-- RECORDS SUPPLIED start --
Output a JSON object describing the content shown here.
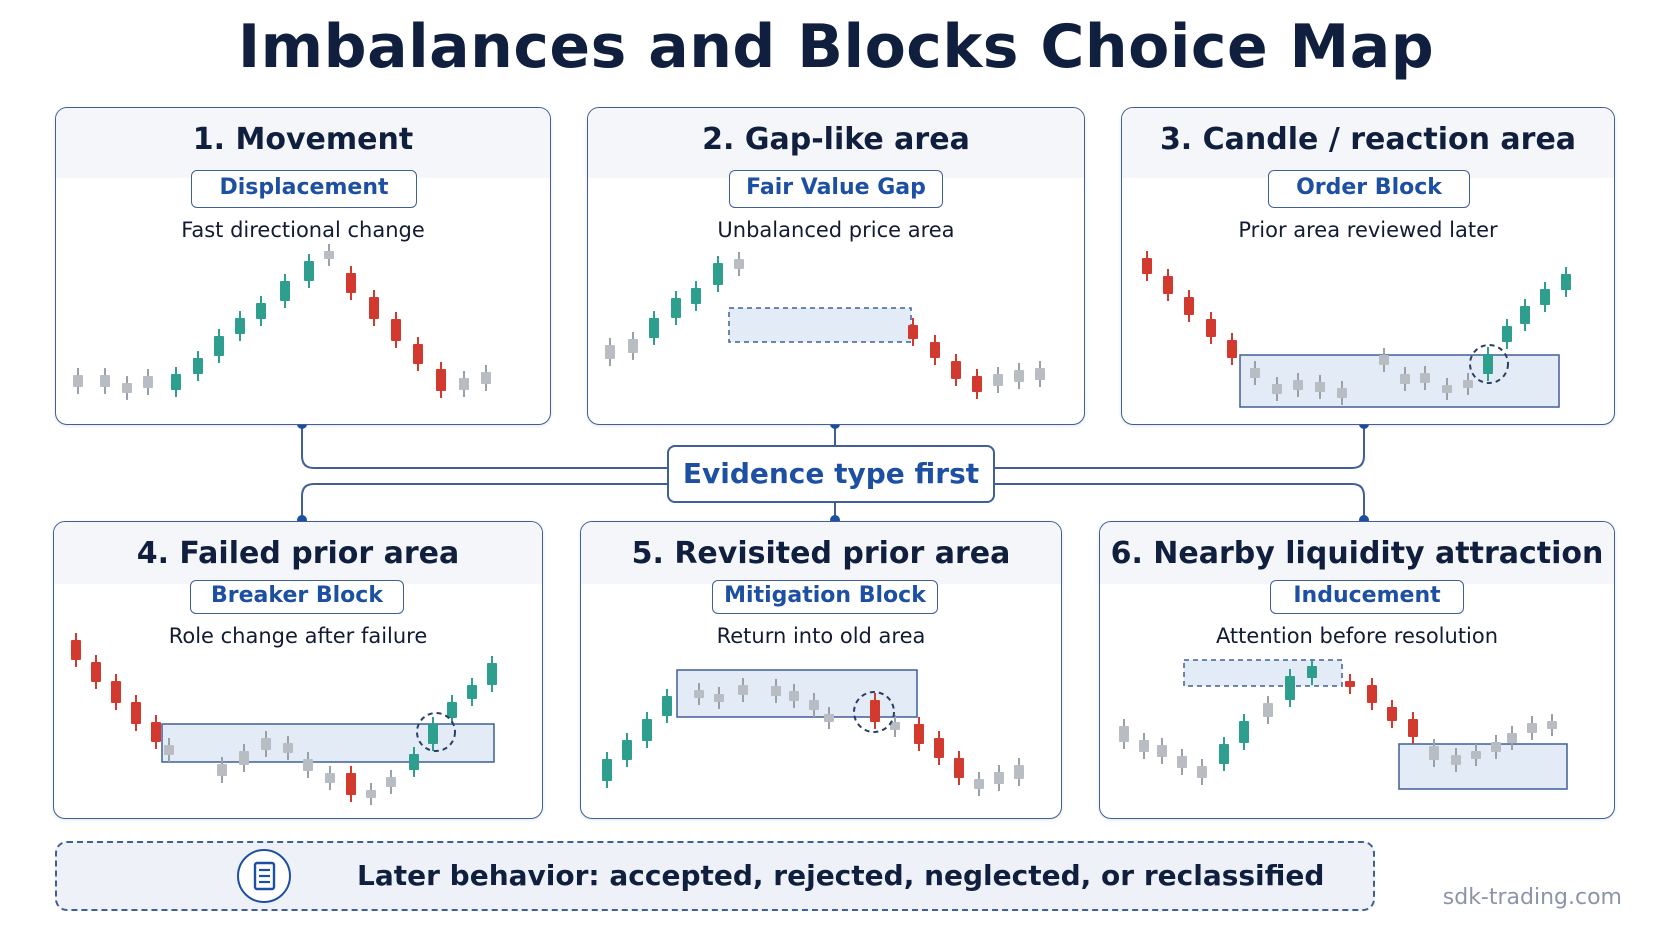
{
  "title": "Imbalances and Blocks Choice Map",
  "hub_label": "Evidence type first",
  "footer_text": "Later behavior: accepted, rejected, neglected, or reclassified",
  "footer_icon": "document-icon",
  "brand": "sdk-trading.com",
  "colors": {
    "navy": "#0f1f3d",
    "accent_blue": "#1d4fa3",
    "border": "#3f5f95",
    "bull_candle": "#2e9e8f",
    "bear_candle": "#d23a2f",
    "neutral_candle": "#b8bcc3",
    "zone_fill": "#e3ebf6"
  },
  "panels": [
    {
      "number": "1.",
      "title": "1. Movement",
      "badge": "Displacement",
      "desc": "Fast directional change"
    },
    {
      "number": "2.",
      "title": "2. Gap-like area",
      "badge": "Fair Value Gap",
      "desc": "Unbalanced price area"
    },
    {
      "number": "3.",
      "title": "3. Candle / reaction area",
      "badge": "Order Block",
      "desc": "Prior area reviewed later"
    },
    {
      "number": "4.",
      "title": "4. Failed prior area",
      "badge": "Breaker Block",
      "desc": "Role change after failure"
    },
    {
      "number": "5.",
      "title": "5. Revisited prior area",
      "badge": "Mitigation Block",
      "desc": "Return into old area"
    },
    {
      "number": "6.",
      "title": "6. Nearby liquidity attraction",
      "badge": "Inducement",
      "desc": "Attention before resolution"
    }
  ]
}
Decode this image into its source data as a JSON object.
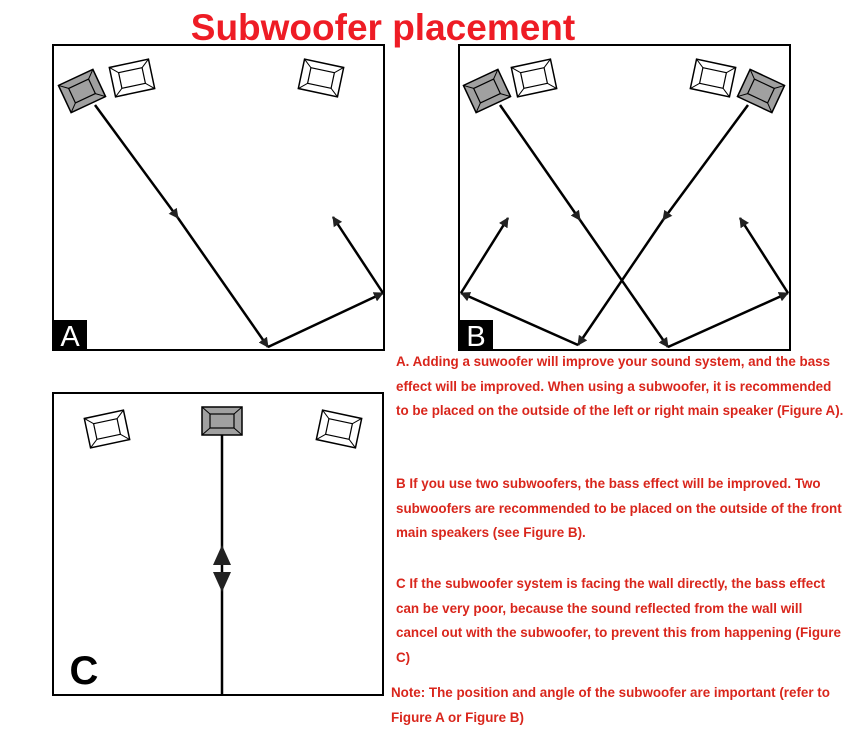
{
  "title": "Subwoofer placement",
  "figures": {
    "a": {
      "label": "A"
    },
    "b": {
      "label": "B"
    },
    "c": {
      "label": "C"
    }
  },
  "descriptions": {
    "a": "A. Adding a suwoofer will improve your sound system, and the bass effect will be improved. When using a subwoofer, it is recommended to be placed on the outside of the left or right main speaker (Figure A).",
    "b": "B If you use two subwoofers, the bass effect will be improved. Two subwoofers are recommended to be placed on the outside of the front main speakers (see Figure B).",
    "c": "C If the subwoofer system is facing the wall directly, the bass effect can be very poor, because the sound reflected from the wall will cancel out with the subwoofer, to prevent this from happening (Figure C)"
  },
  "note": "Note: The position and angle of the subwoofer are important (refer to Figure A or Figure B)",
  "colors": {
    "title": "#ee1c25",
    "text": "#d9261c",
    "line": "#000000",
    "arrow": "#222222",
    "subwoofer_fill": "#a0a0a0",
    "speaker_fill": "#ffffff"
  }
}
-- RECORDS SUPPLIED end --
Write out all the entries word for word, but skip any images.

▶ **RESULT FOR THIS TASK**:
Output a JSON object describing the content shown here.
{
  "title": "Imbalances and Blocks Choice Map",
  "hub_label": "Evidence type first",
  "footer_text": "Later behavior: accepted, rejected, neglected, or reclassified",
  "footer_icon": "document-icon",
  "brand": "sdk-trading.com",
  "colors": {
    "navy": "#0f1f3d",
    "accent_blue": "#1d4fa3",
    "border": "#3f5f95",
    "bull_candle": "#2e9e8f",
    "bear_candle": "#d23a2f",
    "neutral_candle": "#b8bcc3",
    "zone_fill": "#e3ebf6"
  },
  "panels": [
    {
      "number": "1.",
      "title": "1. Movement",
      "badge": "Displacement",
      "desc": "Fast directional change"
    },
    {
      "number": "2.",
      "title": "2. Gap-like area",
      "badge": "Fair Value Gap",
      "desc": "Unbalanced price area"
    },
    {
      "number": "3.",
      "title": "3. Candle / reaction area",
      "badge": "Order Block",
      "desc": "Prior area reviewed later"
    },
    {
      "number": "4.",
      "title": "4. Failed prior area",
      "badge": "Breaker Block",
      "desc": "Role change after failure"
    },
    {
      "number": "5.",
      "title": "5. Revisited prior area",
      "badge": "Mitigation Block",
      "desc": "Return into old area"
    },
    {
      "number": "6.",
      "title": "6. Nearby liquidity attraction",
      "badge": "Inducement",
      "desc": "Attention before resolution"
    }
  ]
}
Decode this image into its source data as a JSON object.
{
  "title": "Subwoofer placement",
  "figures": {
    "a": {
      "label": "A"
    },
    "b": {
      "label": "B"
    },
    "c": {
      "label": "C"
    }
  },
  "descriptions": {
    "a": "A. Adding a suwoofer will improve your sound system, and the bass effect will be improved. When using a subwoofer, it is recommended to be placed on the outside of the left or right main speaker (Figure A).",
    "b": "B If you use two subwoofers, the bass effect will be improved. Two subwoofers are recommended to be placed on the outside of the front main speakers (see Figure B).",
    "c": "C If the subwoofer system is facing the wall directly, the bass effect can be very poor, because the sound reflected from the wall will cancel out with the subwoofer, to prevent this from happening (Figure C)"
  },
  "note": "Note: The position and angle of the subwoofer are important (refer to Figure A or Figure B)",
  "colors": {
    "title": "#ee1c25",
    "text": "#d9261c",
    "line": "#000000",
    "arrow": "#222222",
    "subwoofer_fill": "#a0a0a0",
    "speaker_fill": "#ffffff"
  }
}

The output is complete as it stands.